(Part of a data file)
──────────
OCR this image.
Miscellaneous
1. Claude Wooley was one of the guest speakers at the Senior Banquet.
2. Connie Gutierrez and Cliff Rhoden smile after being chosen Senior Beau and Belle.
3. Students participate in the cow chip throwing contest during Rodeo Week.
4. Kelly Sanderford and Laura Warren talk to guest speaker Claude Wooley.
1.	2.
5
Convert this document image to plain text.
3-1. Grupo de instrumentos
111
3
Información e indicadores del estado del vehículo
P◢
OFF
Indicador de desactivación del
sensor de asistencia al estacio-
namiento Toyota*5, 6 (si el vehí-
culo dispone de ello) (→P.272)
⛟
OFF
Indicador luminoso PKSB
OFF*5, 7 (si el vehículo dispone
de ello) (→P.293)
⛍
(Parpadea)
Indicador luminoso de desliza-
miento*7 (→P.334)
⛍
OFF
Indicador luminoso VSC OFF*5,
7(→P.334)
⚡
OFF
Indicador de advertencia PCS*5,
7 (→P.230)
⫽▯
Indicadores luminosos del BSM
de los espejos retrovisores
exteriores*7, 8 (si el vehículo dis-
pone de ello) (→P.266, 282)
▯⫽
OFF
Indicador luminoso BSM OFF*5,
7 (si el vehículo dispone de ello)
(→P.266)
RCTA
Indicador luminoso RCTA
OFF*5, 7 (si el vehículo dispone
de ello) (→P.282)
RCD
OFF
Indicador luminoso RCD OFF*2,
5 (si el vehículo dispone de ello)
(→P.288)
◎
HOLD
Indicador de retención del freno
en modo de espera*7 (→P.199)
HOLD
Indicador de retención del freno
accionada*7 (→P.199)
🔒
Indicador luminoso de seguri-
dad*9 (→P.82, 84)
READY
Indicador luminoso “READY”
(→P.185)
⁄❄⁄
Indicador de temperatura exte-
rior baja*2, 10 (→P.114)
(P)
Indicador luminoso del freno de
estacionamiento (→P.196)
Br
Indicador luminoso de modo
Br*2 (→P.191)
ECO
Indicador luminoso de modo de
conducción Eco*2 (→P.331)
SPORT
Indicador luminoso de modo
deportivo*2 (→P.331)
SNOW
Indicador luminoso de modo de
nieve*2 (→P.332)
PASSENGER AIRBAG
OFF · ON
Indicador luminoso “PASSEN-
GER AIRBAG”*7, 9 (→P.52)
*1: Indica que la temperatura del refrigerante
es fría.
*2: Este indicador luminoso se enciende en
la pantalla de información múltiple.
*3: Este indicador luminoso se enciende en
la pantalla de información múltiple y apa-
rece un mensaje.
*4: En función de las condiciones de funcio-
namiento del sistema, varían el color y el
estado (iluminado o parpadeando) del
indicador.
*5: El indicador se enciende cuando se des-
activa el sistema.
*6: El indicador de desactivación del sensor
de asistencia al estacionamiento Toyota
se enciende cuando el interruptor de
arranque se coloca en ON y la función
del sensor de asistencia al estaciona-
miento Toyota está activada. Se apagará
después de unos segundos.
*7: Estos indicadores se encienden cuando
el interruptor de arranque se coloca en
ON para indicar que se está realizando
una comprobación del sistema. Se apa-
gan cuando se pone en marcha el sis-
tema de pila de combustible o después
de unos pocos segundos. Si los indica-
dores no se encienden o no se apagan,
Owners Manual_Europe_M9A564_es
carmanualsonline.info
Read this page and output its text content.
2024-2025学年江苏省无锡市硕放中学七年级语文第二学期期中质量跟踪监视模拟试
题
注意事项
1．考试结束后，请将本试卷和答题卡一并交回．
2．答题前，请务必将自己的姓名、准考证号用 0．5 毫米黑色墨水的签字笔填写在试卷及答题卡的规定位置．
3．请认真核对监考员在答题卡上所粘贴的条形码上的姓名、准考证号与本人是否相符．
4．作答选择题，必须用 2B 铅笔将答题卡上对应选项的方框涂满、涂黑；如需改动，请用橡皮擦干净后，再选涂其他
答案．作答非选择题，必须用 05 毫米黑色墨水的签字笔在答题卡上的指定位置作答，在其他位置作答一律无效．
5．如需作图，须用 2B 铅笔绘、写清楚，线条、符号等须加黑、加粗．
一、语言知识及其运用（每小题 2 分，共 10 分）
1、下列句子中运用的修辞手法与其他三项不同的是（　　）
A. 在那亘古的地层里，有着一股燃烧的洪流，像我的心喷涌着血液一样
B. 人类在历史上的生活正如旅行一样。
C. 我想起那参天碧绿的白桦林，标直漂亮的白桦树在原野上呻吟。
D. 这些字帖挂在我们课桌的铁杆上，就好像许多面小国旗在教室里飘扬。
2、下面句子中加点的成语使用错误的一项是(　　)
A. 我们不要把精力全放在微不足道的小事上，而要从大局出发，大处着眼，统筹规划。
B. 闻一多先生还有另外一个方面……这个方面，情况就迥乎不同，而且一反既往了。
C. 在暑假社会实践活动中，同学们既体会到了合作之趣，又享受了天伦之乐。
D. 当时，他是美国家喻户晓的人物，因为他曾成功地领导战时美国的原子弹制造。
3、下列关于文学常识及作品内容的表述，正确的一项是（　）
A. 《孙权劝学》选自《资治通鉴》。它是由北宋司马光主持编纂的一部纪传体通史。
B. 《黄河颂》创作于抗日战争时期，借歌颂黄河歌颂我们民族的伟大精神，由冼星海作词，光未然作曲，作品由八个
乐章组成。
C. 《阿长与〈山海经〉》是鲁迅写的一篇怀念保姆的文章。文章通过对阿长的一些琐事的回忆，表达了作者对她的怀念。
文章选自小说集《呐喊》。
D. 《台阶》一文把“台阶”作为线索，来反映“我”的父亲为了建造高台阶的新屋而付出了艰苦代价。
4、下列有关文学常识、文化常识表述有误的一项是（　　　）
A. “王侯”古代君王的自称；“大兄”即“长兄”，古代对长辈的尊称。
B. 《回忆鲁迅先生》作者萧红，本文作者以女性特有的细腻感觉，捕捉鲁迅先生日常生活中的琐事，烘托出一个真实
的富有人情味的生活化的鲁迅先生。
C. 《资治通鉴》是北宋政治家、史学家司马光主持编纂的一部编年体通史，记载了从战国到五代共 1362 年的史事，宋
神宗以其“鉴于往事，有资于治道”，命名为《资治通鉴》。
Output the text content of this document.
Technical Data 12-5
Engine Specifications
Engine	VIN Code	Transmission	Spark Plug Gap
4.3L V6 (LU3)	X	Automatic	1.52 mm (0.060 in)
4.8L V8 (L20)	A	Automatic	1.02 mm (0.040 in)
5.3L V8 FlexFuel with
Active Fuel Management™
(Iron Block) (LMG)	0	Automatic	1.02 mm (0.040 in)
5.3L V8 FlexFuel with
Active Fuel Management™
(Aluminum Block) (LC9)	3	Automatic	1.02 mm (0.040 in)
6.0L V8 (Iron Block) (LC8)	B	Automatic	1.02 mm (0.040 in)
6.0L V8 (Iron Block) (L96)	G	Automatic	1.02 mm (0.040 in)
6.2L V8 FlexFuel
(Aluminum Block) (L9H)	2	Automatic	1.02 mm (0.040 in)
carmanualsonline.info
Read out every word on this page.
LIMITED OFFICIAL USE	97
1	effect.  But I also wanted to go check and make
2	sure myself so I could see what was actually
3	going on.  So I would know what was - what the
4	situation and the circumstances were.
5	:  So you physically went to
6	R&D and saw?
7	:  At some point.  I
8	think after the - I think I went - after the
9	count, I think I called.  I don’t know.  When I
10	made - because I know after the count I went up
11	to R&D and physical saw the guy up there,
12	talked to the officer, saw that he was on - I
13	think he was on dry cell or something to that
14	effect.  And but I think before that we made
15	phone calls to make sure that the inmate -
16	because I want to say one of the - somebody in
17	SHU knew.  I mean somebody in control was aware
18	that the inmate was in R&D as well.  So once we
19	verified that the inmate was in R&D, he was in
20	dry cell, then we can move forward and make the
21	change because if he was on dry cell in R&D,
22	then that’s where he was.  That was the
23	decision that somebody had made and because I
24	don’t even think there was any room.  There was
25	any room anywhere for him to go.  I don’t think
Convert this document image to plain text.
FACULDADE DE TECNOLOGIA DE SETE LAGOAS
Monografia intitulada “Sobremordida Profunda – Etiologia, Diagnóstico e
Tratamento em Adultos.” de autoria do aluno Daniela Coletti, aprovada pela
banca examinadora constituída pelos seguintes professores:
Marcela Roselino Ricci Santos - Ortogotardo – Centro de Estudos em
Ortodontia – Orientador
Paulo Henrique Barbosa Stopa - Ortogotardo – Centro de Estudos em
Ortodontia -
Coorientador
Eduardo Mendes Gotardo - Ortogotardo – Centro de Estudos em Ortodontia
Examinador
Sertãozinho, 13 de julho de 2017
──────────
List every line above that holds the word "pantalla".

WRITTEN RESPONSE
la pantalla de información múltiple.
la pantalla de información múltiple y apa-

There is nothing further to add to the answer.